(Saved data entries)

* * *

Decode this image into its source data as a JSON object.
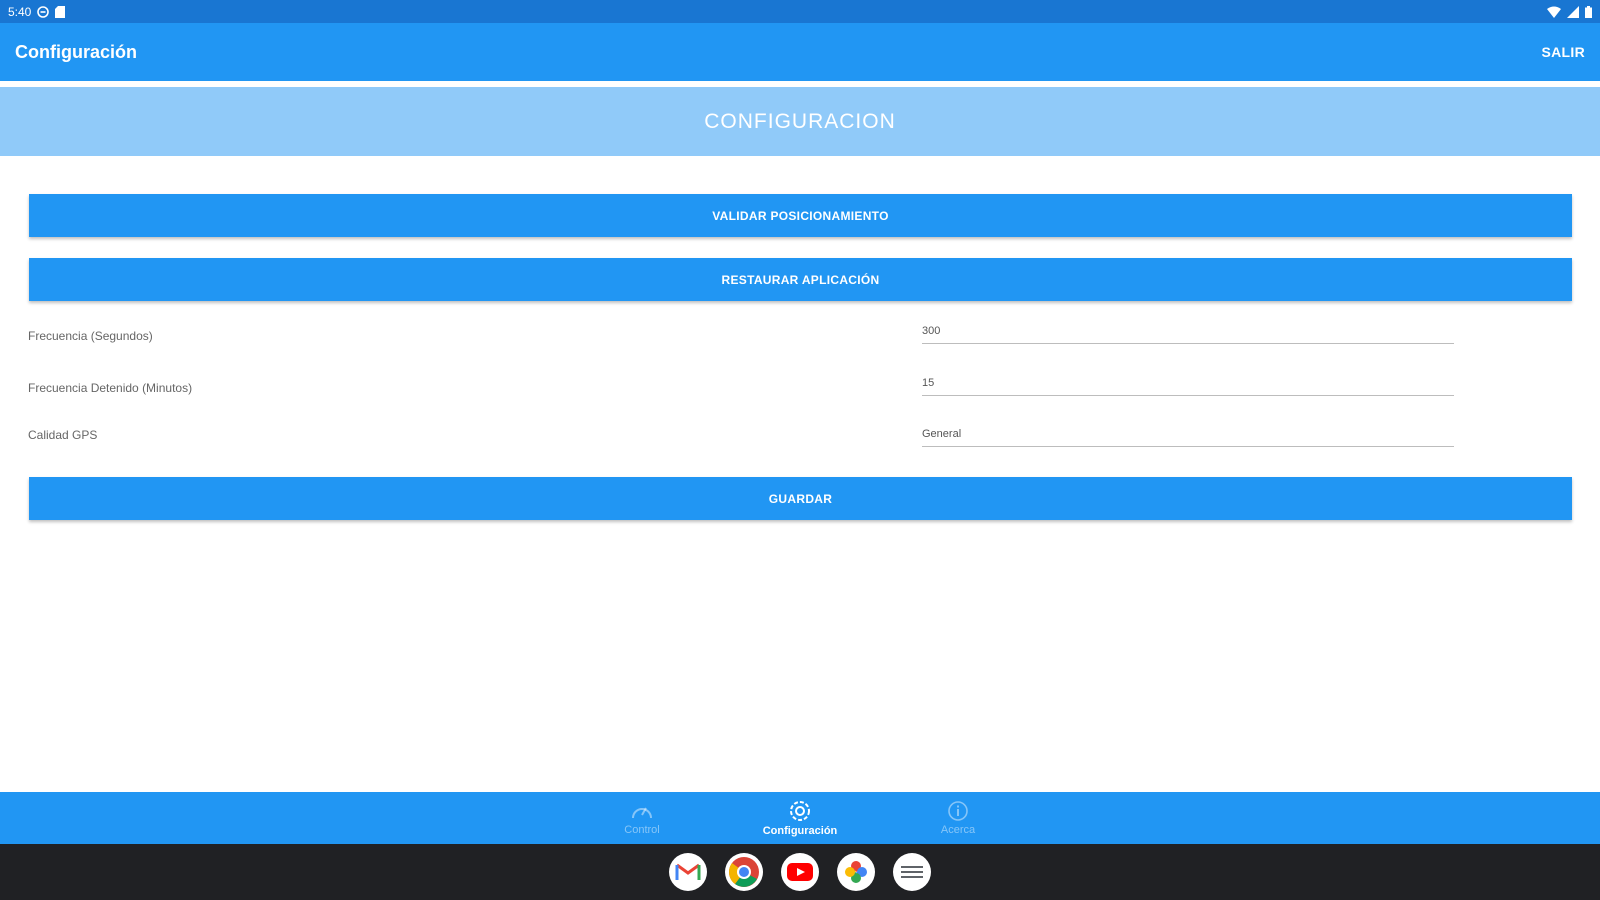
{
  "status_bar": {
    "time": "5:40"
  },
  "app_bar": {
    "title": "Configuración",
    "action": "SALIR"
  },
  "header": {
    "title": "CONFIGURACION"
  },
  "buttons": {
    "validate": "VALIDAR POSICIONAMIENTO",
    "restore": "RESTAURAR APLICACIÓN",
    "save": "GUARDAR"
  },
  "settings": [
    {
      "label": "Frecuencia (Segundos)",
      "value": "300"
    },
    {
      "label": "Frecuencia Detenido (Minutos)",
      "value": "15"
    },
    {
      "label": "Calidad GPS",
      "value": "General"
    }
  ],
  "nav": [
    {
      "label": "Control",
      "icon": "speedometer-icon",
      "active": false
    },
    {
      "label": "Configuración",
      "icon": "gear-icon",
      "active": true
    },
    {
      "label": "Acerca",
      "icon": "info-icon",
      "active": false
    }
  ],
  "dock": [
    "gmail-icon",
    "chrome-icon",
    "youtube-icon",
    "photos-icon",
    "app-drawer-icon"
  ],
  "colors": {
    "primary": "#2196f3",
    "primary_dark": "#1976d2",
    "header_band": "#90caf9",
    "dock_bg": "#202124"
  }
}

* * *

WHAT IS EXPECTED
Omit the pictures and reproduce the listing exactly.

EXERCISE SOLUTION
Decode this image into its source data as a JSON object.
{
  "status_bar": {
    "time": "5:40"
  },
  "app_bar": {
    "title": "Configuración",
    "action": "SALIR"
  },
  "header": {
    "title": "CONFIGURACION"
  },
  "buttons": {
    "validate": "VALIDAR POSICIONAMIENTO",
    "restore": "RESTAURAR APLICACIÓN",
    "save": "GUARDAR"
  },
  "settings": [
    {
      "label": "Frecuencia (Segundos)",
      "value": "300"
    },
    {
      "label": "Frecuencia Detenido (Minutos)",
      "value": "15"
    },
    {
      "label": "Calidad GPS",
      "value": "General"
    }
  ],
  "nav": [
    {
      "label": "Control",
      "icon": "speedometer-icon",
      "active": false
    },
    {
      "label": "Configuración",
      "icon": "gear-icon",
      "active": true
    },
    {
      "label": "Acerca",
      "icon": "info-icon",
      "active": false
    }
  ],
  "dock": [
    "gmail-icon",
    "chrome-icon",
    "youtube-icon",
    "photos-icon",
    "app-drawer-icon"
  ],
  "colors": {
    "primary": "#2196f3",
    "primary_dark": "#1976d2",
    "header_band": "#90caf9",
    "dock_bg": "#202124"
  }
}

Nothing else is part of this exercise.